WHAT TO PRODUCE => Will you write out all the entries below exactly?

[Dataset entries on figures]
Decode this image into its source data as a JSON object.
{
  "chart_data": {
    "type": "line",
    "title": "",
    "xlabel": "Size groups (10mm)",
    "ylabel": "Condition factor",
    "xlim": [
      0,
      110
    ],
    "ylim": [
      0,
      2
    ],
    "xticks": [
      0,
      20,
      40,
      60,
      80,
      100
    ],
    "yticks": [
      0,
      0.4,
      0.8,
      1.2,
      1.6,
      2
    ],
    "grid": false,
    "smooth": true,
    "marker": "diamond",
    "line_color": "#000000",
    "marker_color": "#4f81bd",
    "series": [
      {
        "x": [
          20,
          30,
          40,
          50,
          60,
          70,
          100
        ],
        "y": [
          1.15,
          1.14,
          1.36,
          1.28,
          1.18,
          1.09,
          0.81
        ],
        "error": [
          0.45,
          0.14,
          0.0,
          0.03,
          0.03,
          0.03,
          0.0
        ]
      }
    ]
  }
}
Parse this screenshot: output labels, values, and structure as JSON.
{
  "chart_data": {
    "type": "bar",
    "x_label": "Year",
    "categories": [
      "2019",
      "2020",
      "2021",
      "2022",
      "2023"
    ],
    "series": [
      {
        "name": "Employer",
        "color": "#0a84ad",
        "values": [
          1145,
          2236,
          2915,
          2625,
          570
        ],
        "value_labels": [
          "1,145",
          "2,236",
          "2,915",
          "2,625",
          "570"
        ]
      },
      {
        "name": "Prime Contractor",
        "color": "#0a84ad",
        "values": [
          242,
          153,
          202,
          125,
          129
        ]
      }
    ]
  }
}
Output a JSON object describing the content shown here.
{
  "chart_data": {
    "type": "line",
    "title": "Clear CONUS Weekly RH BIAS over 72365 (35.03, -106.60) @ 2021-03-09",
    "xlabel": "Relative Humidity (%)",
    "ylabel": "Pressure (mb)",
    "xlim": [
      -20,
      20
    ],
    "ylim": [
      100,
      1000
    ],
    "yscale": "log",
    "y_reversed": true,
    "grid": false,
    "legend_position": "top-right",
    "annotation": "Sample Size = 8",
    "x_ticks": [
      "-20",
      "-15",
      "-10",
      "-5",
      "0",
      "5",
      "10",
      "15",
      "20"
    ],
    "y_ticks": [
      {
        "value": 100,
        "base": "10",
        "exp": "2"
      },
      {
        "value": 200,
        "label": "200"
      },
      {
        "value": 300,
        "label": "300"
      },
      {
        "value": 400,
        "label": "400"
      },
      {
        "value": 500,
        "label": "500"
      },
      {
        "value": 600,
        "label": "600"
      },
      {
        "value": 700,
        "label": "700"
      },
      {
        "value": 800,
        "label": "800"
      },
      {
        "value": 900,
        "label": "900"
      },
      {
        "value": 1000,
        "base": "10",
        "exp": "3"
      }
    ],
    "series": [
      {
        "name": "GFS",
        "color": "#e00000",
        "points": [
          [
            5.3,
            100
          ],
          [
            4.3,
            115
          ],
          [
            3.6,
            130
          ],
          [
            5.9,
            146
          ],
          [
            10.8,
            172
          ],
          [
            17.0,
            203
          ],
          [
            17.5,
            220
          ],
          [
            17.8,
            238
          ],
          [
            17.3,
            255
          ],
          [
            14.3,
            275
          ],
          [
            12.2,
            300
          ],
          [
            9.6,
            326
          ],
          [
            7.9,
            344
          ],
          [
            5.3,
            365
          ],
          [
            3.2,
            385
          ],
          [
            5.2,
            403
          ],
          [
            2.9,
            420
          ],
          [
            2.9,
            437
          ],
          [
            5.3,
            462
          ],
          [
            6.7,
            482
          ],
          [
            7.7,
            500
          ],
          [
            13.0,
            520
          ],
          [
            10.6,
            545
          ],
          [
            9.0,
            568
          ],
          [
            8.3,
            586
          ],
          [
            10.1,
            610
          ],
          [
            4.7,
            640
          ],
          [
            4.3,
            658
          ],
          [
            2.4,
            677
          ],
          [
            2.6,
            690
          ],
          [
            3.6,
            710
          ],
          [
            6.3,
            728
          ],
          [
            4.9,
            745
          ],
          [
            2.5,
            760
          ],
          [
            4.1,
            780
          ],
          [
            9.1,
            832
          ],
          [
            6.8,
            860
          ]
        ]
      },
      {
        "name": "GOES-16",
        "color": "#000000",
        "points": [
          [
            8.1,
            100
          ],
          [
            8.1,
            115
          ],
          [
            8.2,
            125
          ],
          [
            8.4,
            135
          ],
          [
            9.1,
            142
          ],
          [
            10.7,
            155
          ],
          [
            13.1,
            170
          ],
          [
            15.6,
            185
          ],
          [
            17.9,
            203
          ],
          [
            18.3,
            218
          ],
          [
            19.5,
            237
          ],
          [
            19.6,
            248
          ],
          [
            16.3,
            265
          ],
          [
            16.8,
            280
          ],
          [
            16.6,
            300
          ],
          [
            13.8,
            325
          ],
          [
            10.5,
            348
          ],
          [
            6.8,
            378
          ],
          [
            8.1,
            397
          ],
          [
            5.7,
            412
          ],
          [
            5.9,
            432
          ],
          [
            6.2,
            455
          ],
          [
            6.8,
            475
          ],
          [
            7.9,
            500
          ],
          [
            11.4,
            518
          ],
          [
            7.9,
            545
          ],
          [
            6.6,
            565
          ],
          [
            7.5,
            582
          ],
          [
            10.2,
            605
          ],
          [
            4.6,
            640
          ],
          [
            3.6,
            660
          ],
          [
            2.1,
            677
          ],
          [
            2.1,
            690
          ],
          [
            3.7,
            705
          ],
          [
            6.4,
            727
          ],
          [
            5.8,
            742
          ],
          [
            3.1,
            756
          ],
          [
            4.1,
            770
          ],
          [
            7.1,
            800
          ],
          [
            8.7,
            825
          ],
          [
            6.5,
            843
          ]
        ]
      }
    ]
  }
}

WRITTEN ANSWER =>
Decode this image into its source data as a JSON object.
{
  "chart_data": {
    "type": "line",
    "title": "",
    "xlabel": "Size groups (10mm)",
    "ylabel": "Condition factor",
    "xlim": [
      0,
      110
    ],
    "ylim": [
      0,
      2
    ],
    "xticks": [
      0,
      20,
      40,
      60,
      80,
      100
    ],
    "yticks": [
      0,
      0.4,
      0.8,
      1.2,
      1.6,
      2
    ],
    "grid": false,
    "smooth": true,
    "marker": "diamond",
    "line_color": "#000000",
    "marker_color": "#4f81bd",
    "series": [
      {
        "x": [
          20,
          30,
          40,
          50,
          60,
          70,
          100
        ],
        "y": [
          1.15,
          1.14,
          1.36,
          1.28,
          1.18,
          1.09,
          0.81
        ],
        "error": [
          0.45,
          0.14,
          0.0,
          0.03,
          0.03,
          0.03,
          0.0
        ]
      }
    ]
  }
}
Parse this screenshot: output labels, values, and structure as JSON.
{
  "chart_data": {
    "type": "bar",
    "x_label": "Year",
    "categories": [
      "2019",
      "2020",
      "2021",
      "2022",
      "2023"
    ],
    "series": [
      {
        "name": "Employer",
        "color": "#0a84ad",
        "values": [
          1145,
          2236,
          2915,
          2625,
          570
        ],
        "value_labels": [
          "1,145",
          "2,236",
          "2,915",
          "2,625",
          "570"
        ]
      },
      {
        "name": "Prime Contractor",
        "color": "#0a84ad",
        "values": [
          242,
          153,
          202,
          125,
          129
        ]
      }
    ]
  }
}
Output a JSON object describing the content shown here.
{
  "chart_data": {
    "type": "line",
    "title": "Clear CONUS Weekly RH BIAS over 72365 (35.03, -106.60) @ 2021-03-09",
    "xlabel": "Relative Humidity (%)",
    "ylabel": "Pressure (mb)",
    "xlim": [
      -20,
      20
    ],
    "ylim": [
      100,
      1000
    ],
    "yscale": "log",
    "y_reversed": true,
    "grid": false,
    "legend_position": "top-right",
    "annotation": "Sample Size = 8",
    "x_ticks": [
      "-20",
      "-15",
      "-10",
      "-5",
      "0",
      "5",
      "10",
      "15",
      "20"
    ],
    "y_ticks": [
      {
        "value": 100,
        "base": "10",
        "exp": "2"
      },
      {
        "value": 200,
        "label": "200"
      },
      {
        "value": 300,
        "label": "300"
      },
      {
        "value": 400,
        "label": "400"
      },
      {
        "value": 500,
        "label": "500"
      },
      {
        "value": 600,
        "label": "600"
      },
      {
        "value": 700,
        "label": "700"
      },
      {
        "value": 800,
        "label": "800"
      },
      {
        "value": 900,
        "label": "900"
      },
      {
        "value": 1000,
        "base": "10",
        "exp": "3"
      }
    ],
    "series": [
      {
        "name": "GFS",
        "color": "#e00000",
        "points": [
          [
            5.3,
            100
          ],
          [
            4.3,
            115
          ],
          [
            3.6,
            130
          ],
          [
            5.9,
            146
          ],
          [
            10.8,
            172
          ],
          [
            17.0,
            203
          ],
          [
            17.5,
            220
          ],
          [
            17.8,
            238
          ],
          [
            17.3,
            255
          ],
          [
            14.3,
            275
          ],
          [
            12.2,
            300
          ],
          [
            9.6,
            326
          ],
          [
            7.9,
            344
          ],
          [
            5.3,
            365
          ],
          [
            3.2,
            385
          ],
          [
            5.2,
            403
          ],
          [
            2.9,
            420
          ],
          [
            2.9,
            437
          ],
          [
            5.3,
            462
          ],
          [
            6.7,
            482
          ],
          [
            7.7,
            500
          ],
          [
            13.0,
            520
          ],
          [
            10.6,
            545
          ],
          [
            9.0,
            568
          ],
          [
            8.3,
            586
          ],
          [
            10.1,
            610
          ],
          [
            4.7,
            640
          ],
          [
            4.3,
            658
          ],
          [
            2.4,
            677
          ],
          [
            2.6,
            690
          ],
          [
            3.6,
            710
          ],
          [
            6.3,
            728
          ],
          [
            4.9,
            745
          ],
          [
            2.5,
            760
          ],
          [
            4.1,
            780
          ],
          [
            9.1,
            832
          ],
          [
            6.8,
            860
          ]
        ]
      },
      {
        "name": "GOES-16",
        "color": "#000000",
        "points": [
          [
            8.1,
            100
          ],
          [
            8.1,
            115
          ],
          [
            8.2,
            125
          ],
          [
            8.4,
            135
          ],
          [
            9.1,
            142
          ],
          [
            10.7,
            155
          ],
          [
            13.1,
            170
          ],
          [
            15.6,
            185
          ],
          [
            17.9,
            203
          ],
          [
            18.3,
            218
          ],
          [
            19.5,
            237
          ],
          [
            19.6,
            248
          ],
          [
            16.3,
            265
          ],
          [
            16.8,
            280
          ],
          [
            16.6,
            300
          ],
          [
            13.8,
            325
          ],
          [
            10.5,
            348
          ],
          [
            6.8,
            378
          ],
          [
            8.1,
            397
          ],
          [
            5.7,
            412
          ],
          [
            5.9,
            432
          ],
          [
            6.2,
            455
          ],
          [
            6.8,
            475
          ],
          [
            7.9,
            500
          ],
          [
            11.4,
            518
          ],
          [
            7.9,
            545
          ],
          [
            6.6,
            565
          ],
          [
            7.5,
            582
          ],
          [
            10.2,
            605
          ],
          [
            4.6,
            640
          ],
          [
            3.6,
            660
          ],
          [
            2.1,
            677
          ],
          [
            2.1,
            690
          ],
          [
            3.7,
            705
          ],
          [
            6.4,
            727
          ],
          [
            5.8,
            742
          ],
          [
            3.1,
            756
          ],
          [
            4.1,
            770
          ],
          [
            7.1,
            800
          ],
          [
            8.7,
            825
          ],
          [
            6.5,
            843
          ]
        ]
      }
    ]
  }
}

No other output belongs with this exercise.